» **DOCUMENT SOURCE**:
◇ ◇ ◇

C’est depuis l’Espagne que Guillaume Soro a annoncé, le 12 octobre, qu’il briguerait la magistrature suprême en 2020. Il est le premier poids lourd à sortir du bois, mais peut-il vraiment l’emporter ?
Guillaume Soro est à cran. Au téléphone, cela s’entend, il est irrité, énervé. Restés à Abidjan, certains de ses proches s’interrogent. Ils le connaissent bien, nul doute qu’il se passe quelque chose. Mais ils sont loin de l’Europe, où leur chef vit depuis près de six mois, et Guillaume Soro ne leur dit rien.
C’est par l’écran de leur smartphone dernier cri qu’ils apprennent la nouvelle, le 12 octobre. L’image est mal cadrée, la connexion parfois capricieuse, mais depuis la Côte d’Ivoire c’est la seule façon de suivre en direct le dernier « crush » de leur patron. Le « crush », c’est le nouveau nom tendance donné par Guillaume Soro à ses meetings en forme de séances de questions-réponses. Est-ce le Soro guerrier qui veut écraser (to crush, en anglais) l’adversaire qui va apparaître ? Ou le Guillaume charmeur venu séduire l’assistance (un « crush », chez les ados) ? Un peu des deux, peut-être. L’ambitieux sait qu’en politique il faut subtilement mêler les sentiments.
« Je serai candidat »
Après Paris, en septembre, c’est cette fois à Valence, en Espagne, qu’est l’ancien président de l’Assemblée nationale. Son visage rond et pixélisé se dessine : « [En 2020], moi, je serai candidat. » Pas de déclaration solennelle, pas de grande interview, pas de rassemblement historique, juste quatre petits mots pour l’objectif d’une vie. Décidément, cet homme-là ne fait rien comme tout le monde.
Depuis des mois, tous les quinze jours, ses proches nous annoncent qu’il est candidat
« C’est un non-événement. Depuis des mois, tous les quinze jours, ses proches nous annoncent qu’il est candidat », balaie Mamadou Touré, le porte-parole du Rassemblement des houphouëtistes pour la démocratie et la paix (RHDP), le parti présidentiel. Certes, les prétentions de cet homme pressé étaient un secret mal gardé. Mais là, c’est dit. En ces temps de crispations, où chacun s’observe sans se découvrir, voilà l’un des acteurs majeurs de la politique ivoirienne officiellement dans la course à la présidentielle d’octobre 2020. À 47 ans, cet impatient qui a été chef d’une rébellion à 30 ans, Premier ministre à 34 ans et président d’institution à 39, n’a plus qu’une marche à gravir. Il se dit « vieux », riant de ses « cheveux gris » : en Côte d’Ivoire, le droit d’aînesse est sacré.
« Cette annonce a peut-être été un peu précipitée, euphémise l’un des lieutenants de Guillaume Soro. Il avait prévu de la faire plus tard, mais il a été contraint de se dévoiler un peu plus tôt que prévu. » C’est bien cela qui, ces derniers jours, a rendu ce fin politique si irascible : une mésaventure obscure et rocambolesque. Encore une.

◇ ◇ ◇

» **DONNÉES ENREGISTRÉES**:
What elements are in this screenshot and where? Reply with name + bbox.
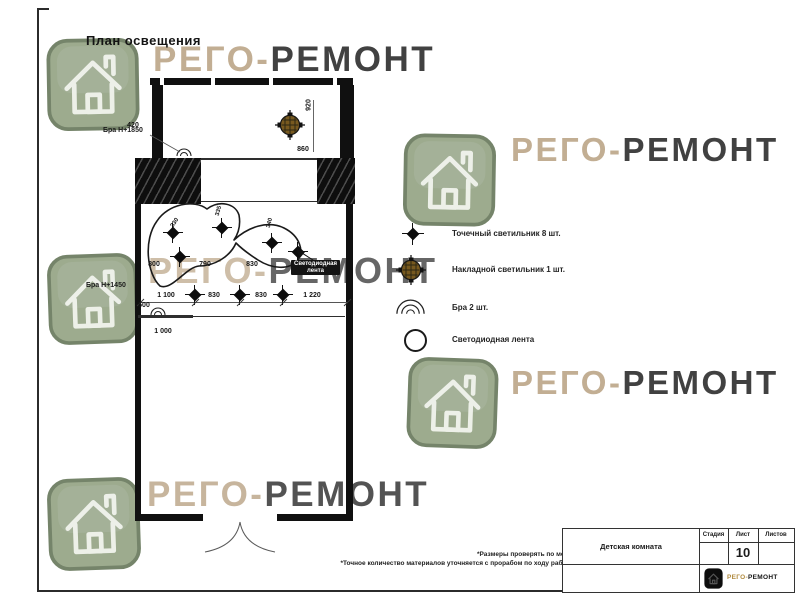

◇ ◇ ◇

» **CONSIGNE**:
Poursuivez l’article sur la candidature de Guillaume Soro à la présidentielle de 2020 à partir de sa dernière phrase.

» **RÉPONSE CI-DESSOUS**:
Tentative d’arrestation
Il la dévoile à son public de la petite salle de Valence – même à ses proches, il n’avait rien dit. Trois heures du matin, l’hôtel El Palace, en plein cœur de Barcelone, les six hommes habillés du rouge et noir des policiers catalans qui frappent à la porte, la tentative d’arrestation, lui qui refuse de les suivre, eux qui finalement repartent. La scène est étrange, l’affaire nébuleuse. Qui étaient ces hommes ? Pour qui agissaient-ils ? Guillaume Soro assure avoir échappé de peu aux barreaux. « Maintenant qu’il est candidat, ce ne sera plus aussi simple de l’arrêter ! Alassane Ouattara voudrait-il faire de Soro le prochain Khalifa Sall ou le futur Maurice Kamto ? » s’emporte un de ses proches.
Ce n’est pas la première fois que l’ancien chef rebelle échappe à une interpellation. Le dernier épisode, tout aussi rocambolesque, remontait à 2015, lorsque Guillaume Soro, encore président de l’Assemblée nationale, avait dû se cacher plusieurs jours en France pour échapper à un mandat d’amener délivré par la justice française pour une vieille affaire l’opposant à Michel Gbagbo, le fils de Laurent Gbagbo. Seule l’intervention d’Alassane Ouattara en personne et l’affrètement d’un avion de la présidence ivoirienne au milieu de la nuit avaient permis au suspect de quitter la France. Il y a aussi eu ce mandat d’arrêt international, délivré en 2016 par le Burkina Faso dans l’affaire du putsch manqué l’année précédente. Alassane Ouattara s’était alors démené auprès de son homologue Roch Marc Christian Kaboré, et la notice avait été opportunément annulée « pour vice de forme ».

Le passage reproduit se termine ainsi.